*** Records provided

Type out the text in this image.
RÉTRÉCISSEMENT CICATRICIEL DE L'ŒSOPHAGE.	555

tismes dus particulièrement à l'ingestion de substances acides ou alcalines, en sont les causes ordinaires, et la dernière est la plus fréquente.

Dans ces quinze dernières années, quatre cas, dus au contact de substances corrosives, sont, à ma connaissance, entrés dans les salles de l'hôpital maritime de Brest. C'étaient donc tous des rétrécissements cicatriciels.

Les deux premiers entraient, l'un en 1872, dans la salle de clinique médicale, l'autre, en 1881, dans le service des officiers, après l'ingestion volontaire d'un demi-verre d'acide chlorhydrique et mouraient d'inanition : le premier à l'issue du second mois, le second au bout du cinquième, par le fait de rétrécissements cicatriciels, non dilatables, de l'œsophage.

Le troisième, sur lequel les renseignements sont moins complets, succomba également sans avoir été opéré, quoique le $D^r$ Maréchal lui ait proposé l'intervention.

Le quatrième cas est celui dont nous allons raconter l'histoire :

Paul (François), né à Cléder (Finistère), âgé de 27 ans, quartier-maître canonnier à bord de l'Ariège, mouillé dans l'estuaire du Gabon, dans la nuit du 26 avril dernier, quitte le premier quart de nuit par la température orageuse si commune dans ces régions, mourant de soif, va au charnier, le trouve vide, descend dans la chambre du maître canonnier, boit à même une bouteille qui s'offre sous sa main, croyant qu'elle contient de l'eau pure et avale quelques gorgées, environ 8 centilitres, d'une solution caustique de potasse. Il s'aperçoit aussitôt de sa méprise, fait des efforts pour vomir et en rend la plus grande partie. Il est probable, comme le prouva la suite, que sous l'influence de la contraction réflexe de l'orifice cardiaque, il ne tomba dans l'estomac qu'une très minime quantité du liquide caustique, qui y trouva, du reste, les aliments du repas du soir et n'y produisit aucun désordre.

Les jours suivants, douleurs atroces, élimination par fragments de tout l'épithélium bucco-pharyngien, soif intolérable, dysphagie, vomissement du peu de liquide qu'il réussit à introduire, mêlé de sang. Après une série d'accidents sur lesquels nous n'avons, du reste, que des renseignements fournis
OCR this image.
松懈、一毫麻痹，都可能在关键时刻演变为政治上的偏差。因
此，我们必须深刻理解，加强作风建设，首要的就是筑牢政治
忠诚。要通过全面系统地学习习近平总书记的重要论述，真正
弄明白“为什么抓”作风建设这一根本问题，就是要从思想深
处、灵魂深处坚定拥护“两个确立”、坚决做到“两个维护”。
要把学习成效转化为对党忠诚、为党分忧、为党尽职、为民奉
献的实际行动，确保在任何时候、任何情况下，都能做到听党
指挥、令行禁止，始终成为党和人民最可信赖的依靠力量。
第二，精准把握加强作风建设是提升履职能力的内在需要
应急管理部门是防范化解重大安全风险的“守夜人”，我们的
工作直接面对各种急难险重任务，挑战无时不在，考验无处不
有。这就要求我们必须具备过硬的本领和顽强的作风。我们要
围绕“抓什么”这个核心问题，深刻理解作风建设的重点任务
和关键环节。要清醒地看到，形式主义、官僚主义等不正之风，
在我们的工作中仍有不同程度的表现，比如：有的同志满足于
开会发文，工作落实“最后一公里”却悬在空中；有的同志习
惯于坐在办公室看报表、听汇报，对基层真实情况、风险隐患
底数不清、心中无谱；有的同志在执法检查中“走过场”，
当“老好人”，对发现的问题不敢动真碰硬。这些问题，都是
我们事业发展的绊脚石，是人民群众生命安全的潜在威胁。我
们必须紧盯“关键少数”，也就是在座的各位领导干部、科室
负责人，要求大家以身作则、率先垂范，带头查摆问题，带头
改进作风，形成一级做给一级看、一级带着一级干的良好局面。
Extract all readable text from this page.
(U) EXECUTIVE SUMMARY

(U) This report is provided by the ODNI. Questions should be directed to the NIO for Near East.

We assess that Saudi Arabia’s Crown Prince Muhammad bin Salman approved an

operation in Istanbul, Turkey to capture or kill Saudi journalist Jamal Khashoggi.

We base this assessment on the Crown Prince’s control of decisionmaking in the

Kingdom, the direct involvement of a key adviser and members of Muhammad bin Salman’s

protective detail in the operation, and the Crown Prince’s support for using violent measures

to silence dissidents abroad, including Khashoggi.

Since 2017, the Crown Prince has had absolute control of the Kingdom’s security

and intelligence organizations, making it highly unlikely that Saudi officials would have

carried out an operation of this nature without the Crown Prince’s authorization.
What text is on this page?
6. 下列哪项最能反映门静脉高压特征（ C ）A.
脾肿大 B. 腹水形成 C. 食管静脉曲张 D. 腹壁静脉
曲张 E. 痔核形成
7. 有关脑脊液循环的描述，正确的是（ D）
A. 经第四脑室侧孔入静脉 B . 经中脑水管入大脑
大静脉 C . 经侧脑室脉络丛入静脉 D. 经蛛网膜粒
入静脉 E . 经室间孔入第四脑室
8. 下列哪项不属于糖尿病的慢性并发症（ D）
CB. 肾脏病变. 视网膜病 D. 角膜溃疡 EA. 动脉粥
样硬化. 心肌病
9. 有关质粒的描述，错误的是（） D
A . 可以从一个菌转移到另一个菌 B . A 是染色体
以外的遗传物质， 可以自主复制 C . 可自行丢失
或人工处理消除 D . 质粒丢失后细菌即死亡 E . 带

******

Direction —
Copy every line of the listing that includes the string "Saudi".

Expected answer —
We assess that Saudi Arabia’s Crown Prince Muhammad bin Salman approved an
operation in Istanbul, Turkey to capture or kill Saudi journalist Jamal Khashoggi.
and intelligence organizations, making it highly unlikely that Saudi officials would have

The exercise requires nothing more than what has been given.